[The problem] Your answer should be only a number: how many lines include the word "background".

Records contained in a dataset
• • • •

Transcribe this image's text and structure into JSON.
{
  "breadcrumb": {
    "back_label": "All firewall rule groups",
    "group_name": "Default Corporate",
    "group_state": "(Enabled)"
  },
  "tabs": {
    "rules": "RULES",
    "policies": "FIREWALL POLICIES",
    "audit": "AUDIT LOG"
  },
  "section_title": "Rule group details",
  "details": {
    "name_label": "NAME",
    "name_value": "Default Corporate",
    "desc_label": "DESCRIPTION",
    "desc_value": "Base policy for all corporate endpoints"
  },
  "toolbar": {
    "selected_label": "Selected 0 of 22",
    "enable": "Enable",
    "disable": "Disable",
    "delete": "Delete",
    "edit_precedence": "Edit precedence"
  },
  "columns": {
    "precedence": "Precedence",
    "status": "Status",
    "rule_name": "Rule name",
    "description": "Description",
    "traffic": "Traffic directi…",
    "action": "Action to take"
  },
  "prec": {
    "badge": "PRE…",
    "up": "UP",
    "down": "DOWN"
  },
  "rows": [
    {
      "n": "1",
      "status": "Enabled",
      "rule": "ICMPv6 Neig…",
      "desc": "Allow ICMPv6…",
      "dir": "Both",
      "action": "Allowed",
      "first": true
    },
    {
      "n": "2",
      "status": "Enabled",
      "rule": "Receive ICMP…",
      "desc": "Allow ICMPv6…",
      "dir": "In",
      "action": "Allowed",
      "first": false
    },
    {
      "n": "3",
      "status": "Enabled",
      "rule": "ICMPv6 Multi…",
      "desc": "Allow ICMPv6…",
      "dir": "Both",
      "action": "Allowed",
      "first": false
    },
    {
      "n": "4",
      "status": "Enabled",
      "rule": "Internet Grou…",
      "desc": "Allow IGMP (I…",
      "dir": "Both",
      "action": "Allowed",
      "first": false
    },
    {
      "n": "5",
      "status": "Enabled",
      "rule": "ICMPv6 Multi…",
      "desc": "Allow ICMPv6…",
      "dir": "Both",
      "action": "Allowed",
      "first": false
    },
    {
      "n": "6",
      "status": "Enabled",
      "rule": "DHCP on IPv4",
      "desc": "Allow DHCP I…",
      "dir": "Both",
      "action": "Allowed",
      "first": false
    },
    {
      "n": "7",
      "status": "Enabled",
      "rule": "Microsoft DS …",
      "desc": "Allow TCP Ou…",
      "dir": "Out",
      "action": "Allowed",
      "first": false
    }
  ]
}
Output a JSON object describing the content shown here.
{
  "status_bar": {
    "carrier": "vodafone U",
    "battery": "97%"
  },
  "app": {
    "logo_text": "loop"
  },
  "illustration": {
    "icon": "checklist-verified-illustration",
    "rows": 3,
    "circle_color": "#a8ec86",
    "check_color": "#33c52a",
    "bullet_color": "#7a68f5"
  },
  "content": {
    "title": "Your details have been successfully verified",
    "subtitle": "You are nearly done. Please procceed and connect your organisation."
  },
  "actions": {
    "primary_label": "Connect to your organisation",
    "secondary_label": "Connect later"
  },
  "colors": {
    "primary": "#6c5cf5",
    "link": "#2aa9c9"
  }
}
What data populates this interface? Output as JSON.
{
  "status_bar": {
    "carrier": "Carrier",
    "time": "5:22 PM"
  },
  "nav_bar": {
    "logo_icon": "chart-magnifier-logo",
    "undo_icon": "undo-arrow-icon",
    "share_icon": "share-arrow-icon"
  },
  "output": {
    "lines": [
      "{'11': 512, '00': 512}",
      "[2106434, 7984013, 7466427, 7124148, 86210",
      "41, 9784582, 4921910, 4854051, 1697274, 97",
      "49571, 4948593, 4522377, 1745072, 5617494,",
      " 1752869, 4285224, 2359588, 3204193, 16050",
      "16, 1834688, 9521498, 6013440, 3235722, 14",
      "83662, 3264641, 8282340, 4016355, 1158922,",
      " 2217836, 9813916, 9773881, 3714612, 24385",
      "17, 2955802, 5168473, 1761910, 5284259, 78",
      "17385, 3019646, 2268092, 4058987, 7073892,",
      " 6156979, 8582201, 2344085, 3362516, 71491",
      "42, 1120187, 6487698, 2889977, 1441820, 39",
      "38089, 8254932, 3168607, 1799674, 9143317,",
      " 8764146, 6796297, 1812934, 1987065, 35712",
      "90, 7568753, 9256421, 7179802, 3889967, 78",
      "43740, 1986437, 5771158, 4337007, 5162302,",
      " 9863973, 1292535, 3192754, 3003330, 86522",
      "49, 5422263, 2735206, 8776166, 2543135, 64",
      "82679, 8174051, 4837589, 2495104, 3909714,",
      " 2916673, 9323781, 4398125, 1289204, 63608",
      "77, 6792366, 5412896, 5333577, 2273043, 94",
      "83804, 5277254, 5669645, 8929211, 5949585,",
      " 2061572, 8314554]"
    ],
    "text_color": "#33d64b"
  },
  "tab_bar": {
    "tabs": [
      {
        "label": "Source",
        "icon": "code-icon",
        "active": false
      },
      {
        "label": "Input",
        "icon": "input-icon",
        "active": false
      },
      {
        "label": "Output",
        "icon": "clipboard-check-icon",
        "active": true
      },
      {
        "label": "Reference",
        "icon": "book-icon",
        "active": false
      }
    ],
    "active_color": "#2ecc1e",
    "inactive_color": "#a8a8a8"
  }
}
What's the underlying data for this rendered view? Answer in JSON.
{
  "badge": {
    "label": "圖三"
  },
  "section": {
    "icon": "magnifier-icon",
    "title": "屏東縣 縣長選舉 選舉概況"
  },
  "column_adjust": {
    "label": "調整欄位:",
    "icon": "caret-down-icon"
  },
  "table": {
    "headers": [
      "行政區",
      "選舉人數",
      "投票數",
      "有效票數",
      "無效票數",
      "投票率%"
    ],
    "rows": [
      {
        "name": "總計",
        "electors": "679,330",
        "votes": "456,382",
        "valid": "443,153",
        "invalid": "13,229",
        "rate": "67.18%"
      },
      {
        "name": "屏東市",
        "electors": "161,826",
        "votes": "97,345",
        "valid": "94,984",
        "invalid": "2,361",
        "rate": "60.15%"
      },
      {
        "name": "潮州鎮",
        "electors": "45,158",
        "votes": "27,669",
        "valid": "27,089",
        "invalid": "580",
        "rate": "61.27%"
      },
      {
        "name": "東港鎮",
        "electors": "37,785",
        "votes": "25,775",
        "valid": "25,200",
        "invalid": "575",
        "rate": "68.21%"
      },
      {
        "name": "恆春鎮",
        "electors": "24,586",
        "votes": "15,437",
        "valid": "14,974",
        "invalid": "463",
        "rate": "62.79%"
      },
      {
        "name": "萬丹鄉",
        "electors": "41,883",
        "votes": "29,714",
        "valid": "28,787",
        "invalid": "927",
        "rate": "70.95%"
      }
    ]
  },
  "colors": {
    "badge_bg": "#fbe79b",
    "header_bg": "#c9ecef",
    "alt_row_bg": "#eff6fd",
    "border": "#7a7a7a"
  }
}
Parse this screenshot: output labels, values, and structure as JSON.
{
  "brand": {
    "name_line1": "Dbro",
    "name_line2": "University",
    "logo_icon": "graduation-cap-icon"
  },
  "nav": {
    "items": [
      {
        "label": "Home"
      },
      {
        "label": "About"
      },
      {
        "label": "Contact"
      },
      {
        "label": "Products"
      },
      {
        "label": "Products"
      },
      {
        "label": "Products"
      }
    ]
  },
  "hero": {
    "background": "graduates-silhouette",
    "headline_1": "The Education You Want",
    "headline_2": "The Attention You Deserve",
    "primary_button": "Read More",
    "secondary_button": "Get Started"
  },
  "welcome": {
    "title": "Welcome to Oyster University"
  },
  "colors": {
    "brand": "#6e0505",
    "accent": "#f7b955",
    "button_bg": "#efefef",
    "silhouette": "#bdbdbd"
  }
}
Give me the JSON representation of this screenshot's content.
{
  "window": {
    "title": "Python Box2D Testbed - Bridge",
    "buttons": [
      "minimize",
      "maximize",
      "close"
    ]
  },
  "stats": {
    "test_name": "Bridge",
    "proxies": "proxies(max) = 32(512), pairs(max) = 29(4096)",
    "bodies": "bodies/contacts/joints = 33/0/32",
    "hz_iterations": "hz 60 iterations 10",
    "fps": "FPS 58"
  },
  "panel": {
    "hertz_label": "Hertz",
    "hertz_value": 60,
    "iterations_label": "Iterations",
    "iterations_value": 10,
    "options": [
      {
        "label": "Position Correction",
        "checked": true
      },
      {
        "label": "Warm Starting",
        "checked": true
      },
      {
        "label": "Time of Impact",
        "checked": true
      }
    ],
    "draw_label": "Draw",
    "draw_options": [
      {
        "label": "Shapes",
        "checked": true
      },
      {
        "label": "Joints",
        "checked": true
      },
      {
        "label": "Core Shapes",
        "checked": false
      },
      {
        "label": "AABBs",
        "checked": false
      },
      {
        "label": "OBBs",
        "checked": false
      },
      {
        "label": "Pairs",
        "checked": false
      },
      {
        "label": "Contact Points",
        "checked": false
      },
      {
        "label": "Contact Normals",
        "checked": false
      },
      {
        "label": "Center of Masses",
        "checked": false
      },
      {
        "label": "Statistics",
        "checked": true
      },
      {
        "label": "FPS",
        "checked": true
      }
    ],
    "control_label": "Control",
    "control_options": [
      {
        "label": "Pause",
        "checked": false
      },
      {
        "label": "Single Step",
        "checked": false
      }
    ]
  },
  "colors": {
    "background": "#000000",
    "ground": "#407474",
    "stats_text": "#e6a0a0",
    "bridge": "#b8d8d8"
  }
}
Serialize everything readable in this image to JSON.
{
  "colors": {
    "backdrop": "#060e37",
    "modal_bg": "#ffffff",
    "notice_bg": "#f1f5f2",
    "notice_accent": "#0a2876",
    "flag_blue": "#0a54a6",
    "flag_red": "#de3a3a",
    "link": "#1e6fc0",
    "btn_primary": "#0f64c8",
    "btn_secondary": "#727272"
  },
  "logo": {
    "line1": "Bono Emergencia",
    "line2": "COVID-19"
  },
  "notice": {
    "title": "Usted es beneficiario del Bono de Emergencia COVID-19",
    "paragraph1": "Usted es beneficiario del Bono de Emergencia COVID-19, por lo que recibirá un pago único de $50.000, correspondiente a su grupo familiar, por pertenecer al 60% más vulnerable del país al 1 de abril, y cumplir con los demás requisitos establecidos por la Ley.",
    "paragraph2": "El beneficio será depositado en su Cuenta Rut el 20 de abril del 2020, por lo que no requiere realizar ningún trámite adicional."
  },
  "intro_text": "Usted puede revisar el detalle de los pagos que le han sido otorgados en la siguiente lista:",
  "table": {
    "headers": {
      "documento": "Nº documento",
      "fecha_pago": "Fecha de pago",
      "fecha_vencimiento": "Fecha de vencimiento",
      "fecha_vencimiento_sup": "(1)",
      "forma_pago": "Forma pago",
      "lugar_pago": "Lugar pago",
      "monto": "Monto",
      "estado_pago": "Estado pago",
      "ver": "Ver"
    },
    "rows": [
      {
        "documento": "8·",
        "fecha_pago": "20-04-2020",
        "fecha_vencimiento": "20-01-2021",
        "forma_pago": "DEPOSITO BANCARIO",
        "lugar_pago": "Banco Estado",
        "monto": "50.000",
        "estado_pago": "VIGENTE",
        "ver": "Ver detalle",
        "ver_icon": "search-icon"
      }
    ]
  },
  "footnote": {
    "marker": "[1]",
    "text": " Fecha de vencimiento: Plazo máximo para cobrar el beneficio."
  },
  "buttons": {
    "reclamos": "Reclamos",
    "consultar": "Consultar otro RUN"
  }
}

• • • •

[Response] 2